> _What you should do_
In the data below, find each line containing the string "Sunday" and return it.

(Dataset records)
>> Start

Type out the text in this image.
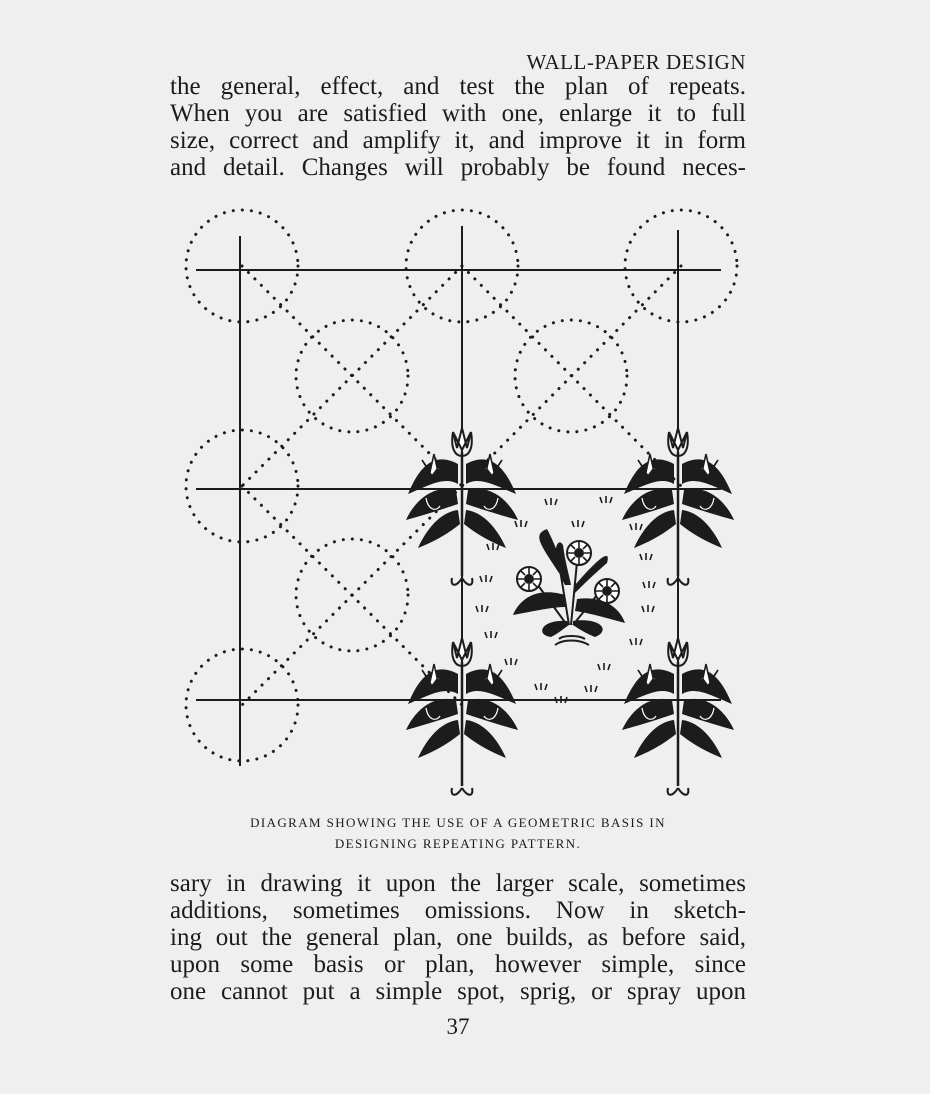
WALL-PAPER DESIGN
the general, effect, and test the plan of repeats.
When you are satisfied with one, enlarge it to full
size, correct and amplify it, and improve it in form
and detail. Changes will probably be found neces-
DIAGRAM SHOWING THE USE OF A GEOMETRIC BASIS IN
DESIGNING REPEATING PATTERN.
sary in drawing it upon the larger scale, sometimes
additions, sometimes omissions. Now in sketch-
ing out the general plan, one builds, as before said,
upon some basis or plan, however simple, since
one cannot put a simple spot, sprig, or spray upon
37
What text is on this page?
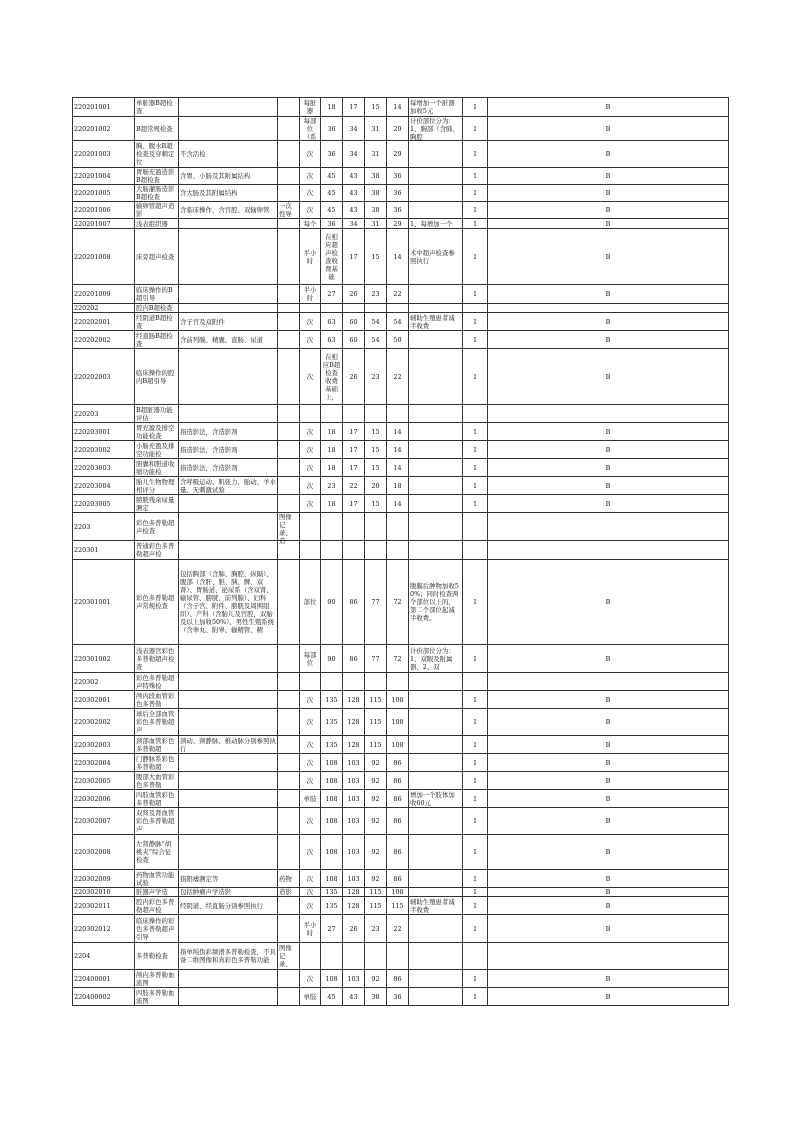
220201001	单脏器B超检查			每脏器	18	17	15	14	每增加一个脏器加收5元	1	B

220201002	B超常规检查			每部位（系	36	34	31	29	计价部位分为：1、胸部（含肺、胸腔	1	B

220201003	胸、腹水B超检查及穿刺定位	不含活检		次	36	34	31	29		1	B

220201004	胃肠充盈造影B超检查	含胃、小肠及其附属结构		次	45	43	38	36		1	B

220201005	大肠灌肠造影B超检查	含大肠及其附属结构		次	45	43	38	36		1	B

220201006	输卵管超声造影	含临床操作，含宫腔、双输卵管	一次性导	次	45	43	38	36		1	B

220201007	浅表组织器			每个	36	34	31	29	1、每增加一个	1	B

220201008	床旁超声检查			半小时	在相应超声检查收费基础	17	15	14	术中超声检查参照执行	1	B

220201009	临床操作的B超引导			半小时	27	26	23	22		1	B

220202	腔内B超检查										

220202001	经阴道B超检查	含子宫及双附件		次	63	60	54	54	辅助生殖患者减半收费	1	B

220202002	经直肠B超检查	含前列腺、精囊、直肠、尿道		次	63	60	54	50		1	B

220202003	临床操作的腔内B超引导			次	在相应B超检查收费基础上，	26	23	22		1	B

220203	B超脏器功能评估										

220203001	胃充盈及排空功能检查	指造影法，含造影剂		次	18	17	15	14		1	B

220203002	小肠充盈及排空功能检	指造影法，含造影剂		次	18	17	15	14		1	B

220203003	胆囊和胆道收缩功能检	指造影法，含造影剂		次	18	17	15	14		1	B

220203004	胎儿生物物理相评分	含呼吸运动、肌张力、胎动、羊水量、无刺激试验		次	23	22	20	18		1	B

220203005	膀胱残余尿量测定			次	18	17	15	14		1	B

2203	彩色多普勒超声检查		图像记录、造								

220301	普通彩色多普勒超声检										

220301001	彩色多普勒超声常规检查	包括胸部（含肺、胸腔、纵隔）、腹部（含肝、胆、胰、脾、双肾）、胃肠道、泌尿系（含双肾、输尿管、膀胱、前列腺）、妇科（含子宫、附件、膀胱及周围组织）、产科（含胎儿及宫腔，双胎及以上加收50%）、男性生殖系统（含睾丸、附睾、输精管、精		部位	90	86	77	72	腹膜后肿物加收50%；同时检查两个部位以上的，第二个部位起减半收费。	1	B

220301002	浅表器官彩色多普勒超声检查			每部位	90	86	77	72	计价部位分为：1、双眼及附属器、2、双	1	B

220302	彩色多普勒超声特殊检										

220302001	颅内段血管彩色多普勒			次	135	128	115	108		1	B

220302002	球后全部血管彩色多普勒超声			次	135	128	115	108		1	B

220302003	颈部血管彩色多普勒超	颈动、颈静脉、椎动脉分别参照执行		次	135	128	115	108		1	B

220302004	门静脉系彩色多普勒超			次	108	103	92	86		1	B

220302005	腹部大血管彩色多普勒			次	108	103	92	86		1	B

220302006	四肢血管彩色多普勒超			单肢	108	103	92	86	增加一个肢体加收60元	1	B

220302007	双肾及肾血管彩色多普勒超声			次	108	103	92	86		1	B

220302008	左肾静脉“胡桃夹”综合征检查			次	108	103	92	86		1	B

220302009	药物血管功能试验	指阳痿测定等	药物	次	108	103	92	86		1	B

220302010	脏器声学造	包括肿瘤声学造影	造影	次	135	128	115	108		1	B

220302011	腔内彩色多普勒超声检	经阴道、经直肠分别参照执行		次	135	128	115	115	辅助生殖患者减半收费	1	B

220302012	临床操作的彩色多普勒超声引导			半小时	27	26	23	22		1	B

2204	多普勒检查	指单纯伪彩频谱多普勒检查，不具备二维图像和真彩色多普勒功能	图像记录、								

220400001	颅内多普勒血流图			次	108	103	92	86		1	B

220400002	四肢多普勒血流图			单肢	45	43	38	36		1	B
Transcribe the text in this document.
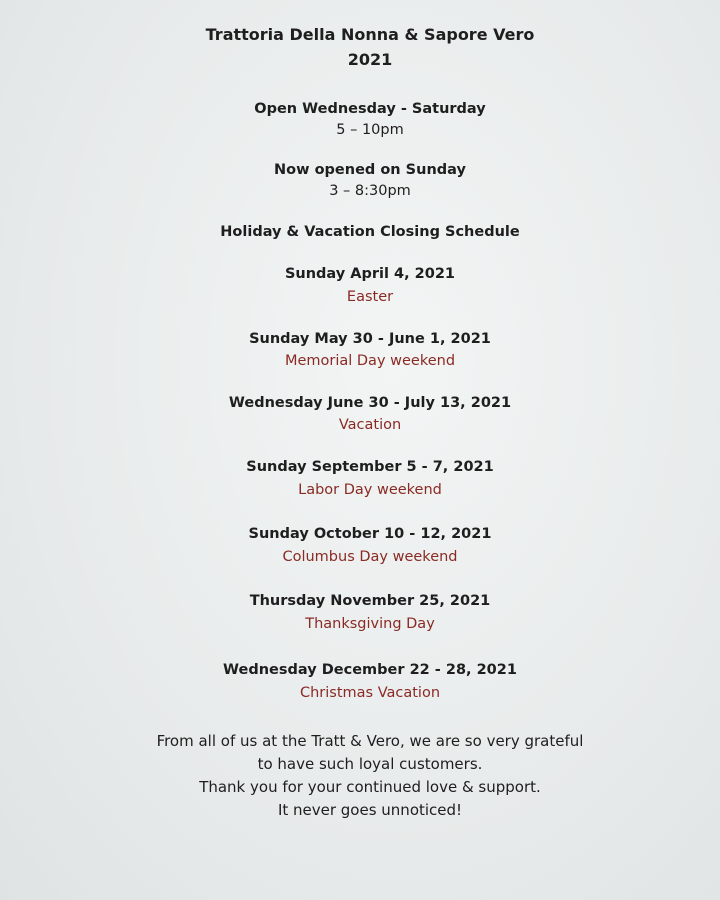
Trattoria Della Nonna & Sapore Vero
2021
Open Wednesday - Saturday
5 – 10pm
Now opened on Sunday
3 – 8:30pm
Holiday & Vacation Closing Schedule
Sunday April 4, 2021
Easter
Sunday May 30 - June 1, 2021
Memorial Day weekend
Wednesday June 30 - July 13, 2021
Vacation
Sunday September 5 - 7, 2021
Labor Day weekend
Sunday October 10 - 12, 2021
Columbus Day weekend
Thursday November 25, 2021
Thanksgiving Day
Wednesday December 22 - 28, 2021
Christmas Vacation
From all of us at the Tratt & Vero, we are so very grateful
to have such loyal customers.
Thank you for your continued love & support.
It never goes unnoticed!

>> End

> _Task output_
Now opened on Sunday
Sunday April 4, 2021
Sunday May 30 - June 1, 2021
Sunday September 5 - 7, 2021
Sunday October 10 - 12, 2021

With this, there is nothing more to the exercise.